Material:
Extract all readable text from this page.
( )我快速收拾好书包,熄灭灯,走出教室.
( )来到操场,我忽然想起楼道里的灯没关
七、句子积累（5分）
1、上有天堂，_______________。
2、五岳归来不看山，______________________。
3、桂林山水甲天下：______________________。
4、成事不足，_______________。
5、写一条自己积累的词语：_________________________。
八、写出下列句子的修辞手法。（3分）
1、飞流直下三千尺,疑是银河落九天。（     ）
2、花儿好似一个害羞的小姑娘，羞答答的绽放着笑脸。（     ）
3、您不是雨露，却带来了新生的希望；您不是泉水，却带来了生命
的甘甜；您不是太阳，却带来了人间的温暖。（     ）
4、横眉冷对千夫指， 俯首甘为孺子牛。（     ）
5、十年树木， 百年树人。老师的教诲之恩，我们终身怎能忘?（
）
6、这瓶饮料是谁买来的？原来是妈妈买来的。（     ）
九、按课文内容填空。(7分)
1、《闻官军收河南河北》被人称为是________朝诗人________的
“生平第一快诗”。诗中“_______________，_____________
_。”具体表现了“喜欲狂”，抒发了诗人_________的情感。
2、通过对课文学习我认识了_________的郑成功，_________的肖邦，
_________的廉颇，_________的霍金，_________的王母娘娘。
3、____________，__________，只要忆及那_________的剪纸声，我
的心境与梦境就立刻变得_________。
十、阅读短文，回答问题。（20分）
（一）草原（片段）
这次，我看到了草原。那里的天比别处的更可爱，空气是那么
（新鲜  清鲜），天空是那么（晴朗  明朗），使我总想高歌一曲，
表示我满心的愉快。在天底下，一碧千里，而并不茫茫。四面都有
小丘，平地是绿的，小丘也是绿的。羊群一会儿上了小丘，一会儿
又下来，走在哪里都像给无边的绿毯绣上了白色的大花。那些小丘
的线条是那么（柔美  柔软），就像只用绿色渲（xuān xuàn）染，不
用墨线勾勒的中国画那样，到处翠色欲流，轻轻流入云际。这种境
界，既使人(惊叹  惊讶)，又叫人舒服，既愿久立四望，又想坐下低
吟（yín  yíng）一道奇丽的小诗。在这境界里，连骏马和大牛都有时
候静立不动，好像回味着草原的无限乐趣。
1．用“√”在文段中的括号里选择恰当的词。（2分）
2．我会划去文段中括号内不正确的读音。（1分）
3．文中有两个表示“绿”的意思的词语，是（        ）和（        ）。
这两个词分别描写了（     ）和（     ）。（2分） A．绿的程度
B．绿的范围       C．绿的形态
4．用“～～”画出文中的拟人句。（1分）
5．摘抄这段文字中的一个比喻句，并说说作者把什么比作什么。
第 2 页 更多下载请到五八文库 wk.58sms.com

Problem details: Recite the full listing above exactly.

Output for this exercise:
Extract all readable text from this page.
( )我快速收拾好书包,熄灭灯,走出教室.
( )来到操场,我忽然想起楼道里的灯没关
七、句子积累（5分）
1、上有天堂，_______________。
2、五岳归来不看山，______________________。
3、桂林山水甲天下：______________________。
4、成事不足，_______________。
5、写一条自己积累的词语：_________________________。
八、写出下列句子的修辞手法。（3分）
1、飞流直下三千尺,疑是银河落九天。（     ）
2、花儿好似一个害羞的小姑娘，羞答答的绽放着笑脸。（     ）
3、您不是雨露，却带来了新生的希望；您不是泉水，却带来了生命
的甘甜；您不是太阳，却带来了人间的温暖。（     ）
4、横眉冷对千夫指， 俯首甘为孺子牛。（     ）
5、十年树木， 百年树人。老师的教诲之恩，我们终身怎能忘?（
）
6、这瓶饮料是谁买来的？原来是妈妈买来的。（     ）
九、按课文内容填空。(7分)
1、《闻官军收河南河北》被人称为是________朝诗人________的
“生平第一快诗”。诗中“_______________，_____________
_。”具体表现了“喜欲狂”，抒发了诗人_________的情感。
2、通过对课文学习我认识了_________的郑成功，_________的肖邦，
_________的廉颇，_________的霍金，_________的王母娘娘。
3、____________，__________，只要忆及那_________的剪纸声，我
的心境与梦境就立刻变得_________。
十、阅读短文，回答问题。（20分）
（一）草原（片段）
这次，我看到了草原。那里的天比别处的更可爱，空气是那么
（新鲜  清鲜），天空是那么（晴朗  明朗），使我总想高歌一曲，
表示我满心的愉快。在天底下，一碧千里，而并不茫茫。四面都有
小丘，平地是绿的，小丘也是绿的。羊群一会儿上了小丘，一会儿
又下来，走在哪里都像给无边的绿毯绣上了白色的大花。那些小丘
的线条是那么（柔美  柔软），就像只用绿色渲（xuān xuàn）染，不
用墨线勾勒的中国画那样，到处翠色欲流，轻轻流入云际。这种境
界，既使人(惊叹  惊讶)，又叫人舒服，既愿久立四望，又想坐下低
吟（yín  yíng）一道奇丽的小诗。在这境界里，连骏马和大牛都有时
候静立不动，好像回味着草原的无限乐趣。
1．用“√”在文段中的括号里选择恰当的词。（2分）
2．我会划去文段中括号内不正确的读音。（1分）
3．文中有两个表示“绿”的意思的词语，是（        ）和（        ）。
这两个词分别描写了（     ）和（     ）。（2分） A．绿的程度
B．绿的范围       C．绿的形态
4．用“～～”画出文中的拟人句。（1分）
5．摘抄这段文字中的一个比喻句，并说说作者把什么比作什么。
第 2 页 更多下载请到五八文库 wk.58sms.com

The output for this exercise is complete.